■ What you should do:
State how many lines of the entries hold the string "screenshot", and nothing more.

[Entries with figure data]
######
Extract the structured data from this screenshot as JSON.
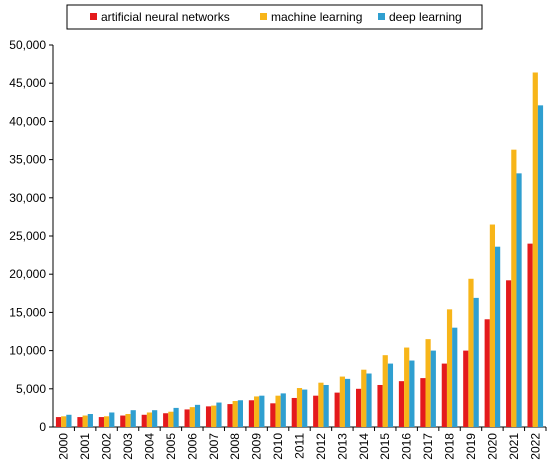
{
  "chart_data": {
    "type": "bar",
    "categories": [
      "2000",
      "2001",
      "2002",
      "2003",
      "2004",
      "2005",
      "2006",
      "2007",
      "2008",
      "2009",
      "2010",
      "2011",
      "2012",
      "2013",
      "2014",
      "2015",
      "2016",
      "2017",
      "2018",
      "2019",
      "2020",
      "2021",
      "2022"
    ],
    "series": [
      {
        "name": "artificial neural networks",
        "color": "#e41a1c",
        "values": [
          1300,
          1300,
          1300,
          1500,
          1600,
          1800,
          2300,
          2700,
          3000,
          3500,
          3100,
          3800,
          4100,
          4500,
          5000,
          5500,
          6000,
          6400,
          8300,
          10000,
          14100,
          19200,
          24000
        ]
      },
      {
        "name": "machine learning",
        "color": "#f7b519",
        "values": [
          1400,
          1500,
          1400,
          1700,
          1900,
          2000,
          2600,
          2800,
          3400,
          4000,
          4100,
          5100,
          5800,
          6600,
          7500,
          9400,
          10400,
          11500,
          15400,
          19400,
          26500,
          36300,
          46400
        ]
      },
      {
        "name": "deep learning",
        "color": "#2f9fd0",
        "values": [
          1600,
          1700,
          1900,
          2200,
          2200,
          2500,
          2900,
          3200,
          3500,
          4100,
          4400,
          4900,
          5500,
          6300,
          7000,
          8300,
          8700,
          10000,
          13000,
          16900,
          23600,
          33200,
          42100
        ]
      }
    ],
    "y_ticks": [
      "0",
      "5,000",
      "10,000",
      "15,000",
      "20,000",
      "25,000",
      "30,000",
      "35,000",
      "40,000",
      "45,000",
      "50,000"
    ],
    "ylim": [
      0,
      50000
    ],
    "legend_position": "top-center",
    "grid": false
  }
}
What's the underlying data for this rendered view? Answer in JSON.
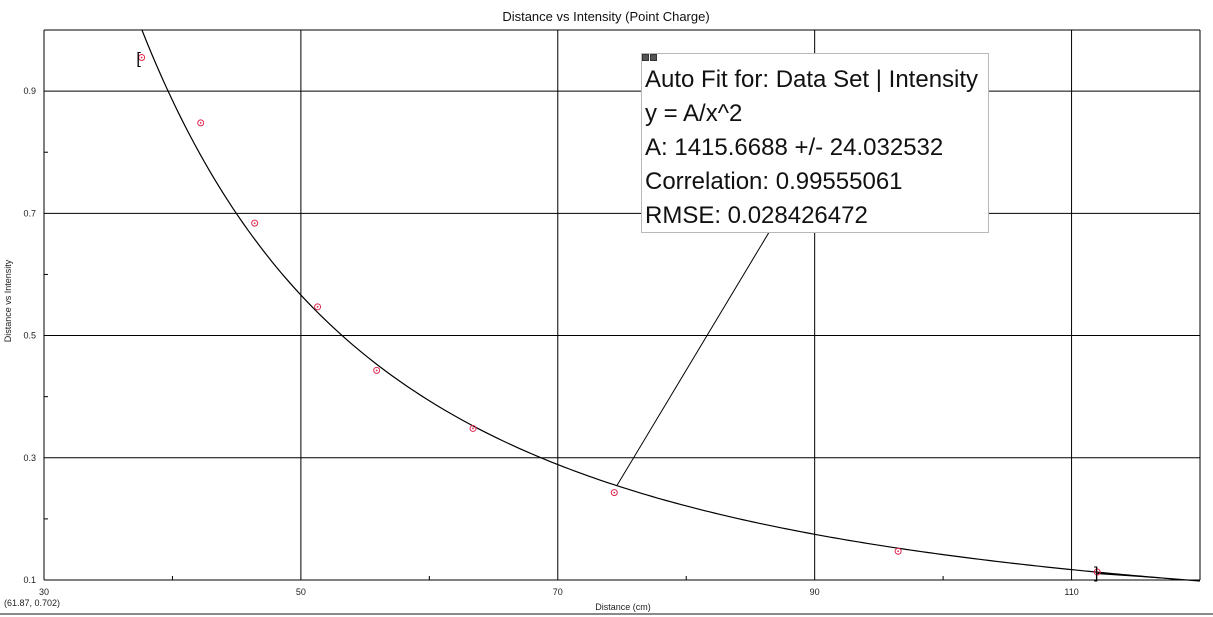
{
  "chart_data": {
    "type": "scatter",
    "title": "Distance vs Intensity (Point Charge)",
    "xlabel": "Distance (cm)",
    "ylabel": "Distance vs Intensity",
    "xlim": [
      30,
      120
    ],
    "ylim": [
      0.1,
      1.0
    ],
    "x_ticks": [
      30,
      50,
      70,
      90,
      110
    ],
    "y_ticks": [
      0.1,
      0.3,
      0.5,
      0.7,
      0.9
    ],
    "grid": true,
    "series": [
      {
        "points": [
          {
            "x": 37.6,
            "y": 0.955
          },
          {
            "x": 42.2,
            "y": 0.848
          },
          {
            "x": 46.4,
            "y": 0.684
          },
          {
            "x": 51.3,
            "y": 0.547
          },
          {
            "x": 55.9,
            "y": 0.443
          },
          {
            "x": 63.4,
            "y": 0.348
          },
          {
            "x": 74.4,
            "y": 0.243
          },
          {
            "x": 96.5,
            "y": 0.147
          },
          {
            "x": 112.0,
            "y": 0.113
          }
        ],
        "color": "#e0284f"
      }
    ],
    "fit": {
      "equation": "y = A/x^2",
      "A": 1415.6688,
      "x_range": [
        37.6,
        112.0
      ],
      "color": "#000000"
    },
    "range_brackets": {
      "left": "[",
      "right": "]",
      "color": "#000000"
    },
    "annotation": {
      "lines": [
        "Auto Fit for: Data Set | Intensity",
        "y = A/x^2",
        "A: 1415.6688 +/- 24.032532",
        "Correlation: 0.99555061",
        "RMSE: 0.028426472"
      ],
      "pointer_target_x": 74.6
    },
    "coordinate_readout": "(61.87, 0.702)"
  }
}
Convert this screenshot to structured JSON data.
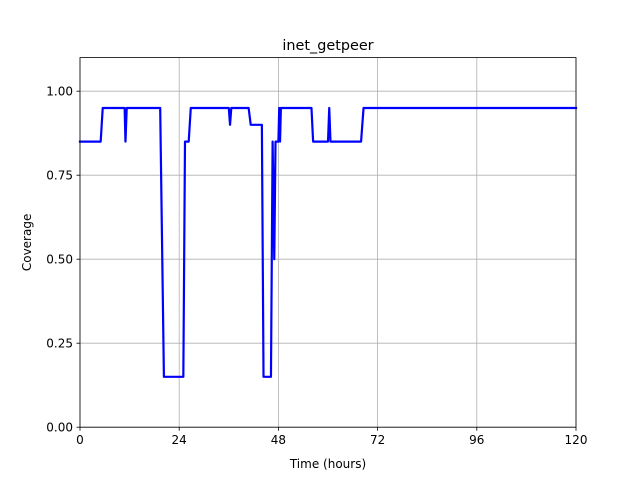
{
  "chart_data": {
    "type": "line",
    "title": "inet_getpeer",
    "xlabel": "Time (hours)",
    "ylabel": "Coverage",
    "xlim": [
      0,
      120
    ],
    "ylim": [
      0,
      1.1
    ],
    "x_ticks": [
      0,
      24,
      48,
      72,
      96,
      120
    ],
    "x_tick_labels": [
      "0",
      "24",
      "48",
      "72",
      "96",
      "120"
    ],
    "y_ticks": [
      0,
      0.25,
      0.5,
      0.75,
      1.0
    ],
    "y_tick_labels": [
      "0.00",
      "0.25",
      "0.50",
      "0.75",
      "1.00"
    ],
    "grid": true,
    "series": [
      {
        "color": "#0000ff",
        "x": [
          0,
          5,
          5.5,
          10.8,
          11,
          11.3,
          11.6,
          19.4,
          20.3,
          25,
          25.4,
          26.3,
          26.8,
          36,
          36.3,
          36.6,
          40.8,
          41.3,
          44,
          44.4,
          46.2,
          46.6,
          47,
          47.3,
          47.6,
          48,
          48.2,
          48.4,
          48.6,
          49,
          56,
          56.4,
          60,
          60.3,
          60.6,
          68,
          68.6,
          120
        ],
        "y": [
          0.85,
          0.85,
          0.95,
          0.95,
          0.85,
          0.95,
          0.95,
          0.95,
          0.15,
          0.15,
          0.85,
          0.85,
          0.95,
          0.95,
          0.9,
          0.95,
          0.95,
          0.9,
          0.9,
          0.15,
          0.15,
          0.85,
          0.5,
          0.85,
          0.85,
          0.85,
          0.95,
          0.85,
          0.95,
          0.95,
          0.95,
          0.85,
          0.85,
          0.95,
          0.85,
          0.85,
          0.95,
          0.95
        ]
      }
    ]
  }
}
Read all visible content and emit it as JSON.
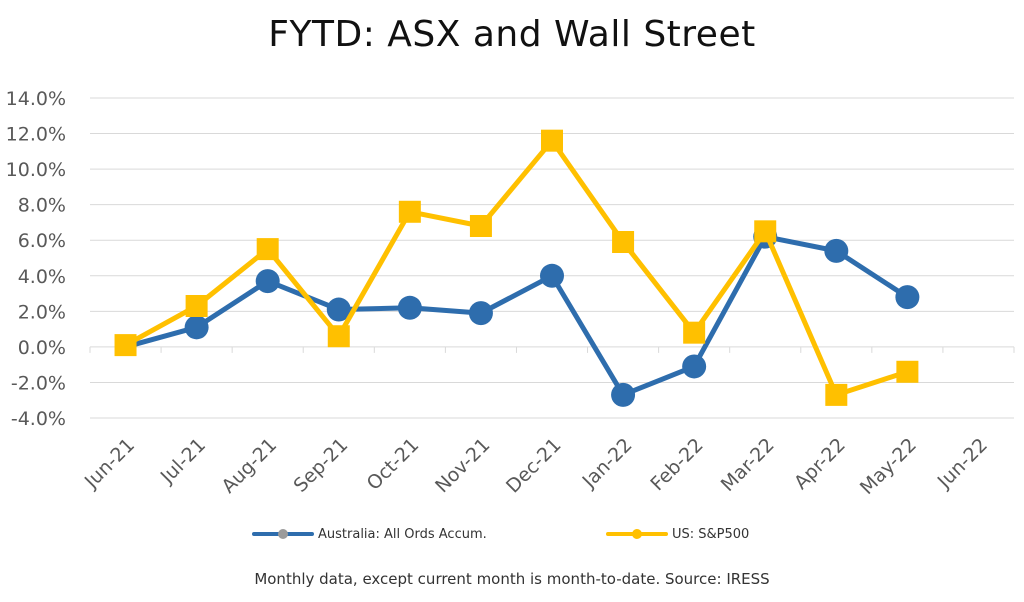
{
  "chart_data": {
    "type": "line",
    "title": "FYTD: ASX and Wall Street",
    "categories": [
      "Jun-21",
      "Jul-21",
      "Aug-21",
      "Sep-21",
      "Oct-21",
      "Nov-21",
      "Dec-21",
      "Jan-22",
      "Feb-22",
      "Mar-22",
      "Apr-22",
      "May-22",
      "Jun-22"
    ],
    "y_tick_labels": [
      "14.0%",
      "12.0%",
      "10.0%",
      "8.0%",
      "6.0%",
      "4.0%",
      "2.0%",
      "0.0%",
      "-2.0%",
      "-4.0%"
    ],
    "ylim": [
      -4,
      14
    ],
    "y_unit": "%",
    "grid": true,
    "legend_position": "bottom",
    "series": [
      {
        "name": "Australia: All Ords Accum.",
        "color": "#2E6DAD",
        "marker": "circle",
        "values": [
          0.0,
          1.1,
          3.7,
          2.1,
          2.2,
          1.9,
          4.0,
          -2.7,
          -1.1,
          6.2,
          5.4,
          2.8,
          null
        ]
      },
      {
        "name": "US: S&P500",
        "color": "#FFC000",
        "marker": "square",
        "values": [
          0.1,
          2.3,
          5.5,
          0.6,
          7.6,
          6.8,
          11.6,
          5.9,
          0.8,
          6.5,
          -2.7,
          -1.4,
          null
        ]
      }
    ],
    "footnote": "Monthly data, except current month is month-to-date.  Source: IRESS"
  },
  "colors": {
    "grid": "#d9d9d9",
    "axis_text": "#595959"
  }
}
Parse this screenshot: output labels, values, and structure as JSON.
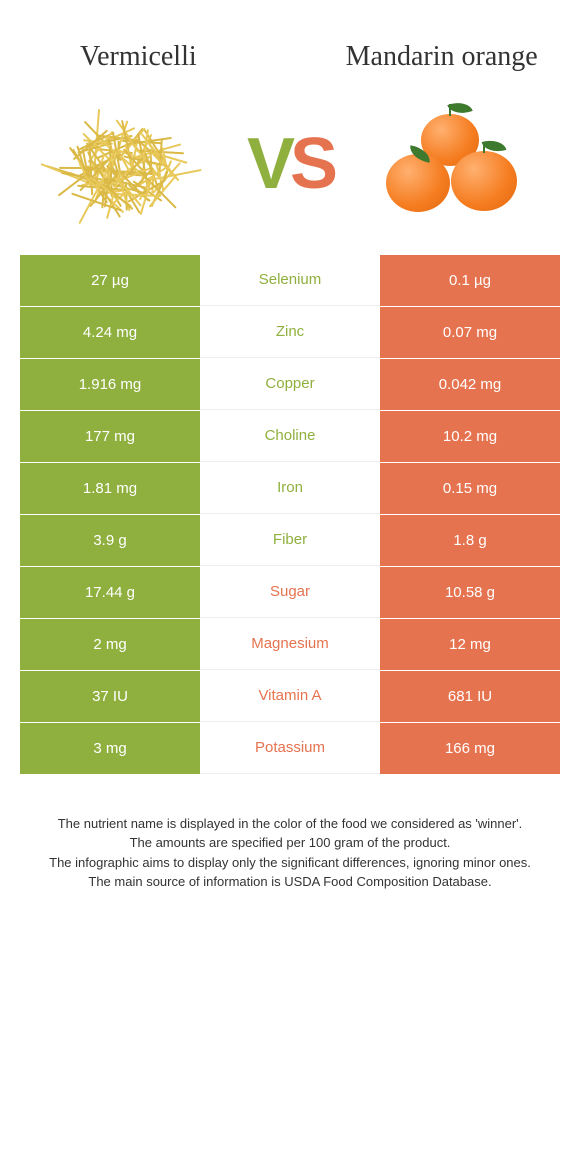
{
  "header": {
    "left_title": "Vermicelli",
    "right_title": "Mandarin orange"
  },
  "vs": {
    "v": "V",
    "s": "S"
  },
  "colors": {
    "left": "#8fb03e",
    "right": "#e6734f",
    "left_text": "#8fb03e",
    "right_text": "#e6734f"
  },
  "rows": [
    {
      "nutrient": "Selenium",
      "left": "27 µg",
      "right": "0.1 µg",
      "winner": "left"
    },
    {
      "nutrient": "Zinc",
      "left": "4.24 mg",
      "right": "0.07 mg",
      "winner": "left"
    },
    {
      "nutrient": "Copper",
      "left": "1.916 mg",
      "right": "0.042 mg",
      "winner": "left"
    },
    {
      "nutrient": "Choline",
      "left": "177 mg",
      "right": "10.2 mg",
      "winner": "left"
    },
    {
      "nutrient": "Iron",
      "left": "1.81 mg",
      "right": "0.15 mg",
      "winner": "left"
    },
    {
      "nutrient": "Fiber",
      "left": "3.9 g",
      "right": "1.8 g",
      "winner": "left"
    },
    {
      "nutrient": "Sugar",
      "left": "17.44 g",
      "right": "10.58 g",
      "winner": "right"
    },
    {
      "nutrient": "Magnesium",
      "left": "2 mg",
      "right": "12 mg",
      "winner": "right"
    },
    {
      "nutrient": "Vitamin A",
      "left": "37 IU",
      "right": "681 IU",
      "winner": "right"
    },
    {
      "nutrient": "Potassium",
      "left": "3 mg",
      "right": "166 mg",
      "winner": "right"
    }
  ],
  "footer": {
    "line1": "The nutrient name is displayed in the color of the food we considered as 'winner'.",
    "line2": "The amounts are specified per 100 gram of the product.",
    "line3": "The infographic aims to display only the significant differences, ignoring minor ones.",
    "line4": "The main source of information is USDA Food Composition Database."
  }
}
######
■ The answer:
3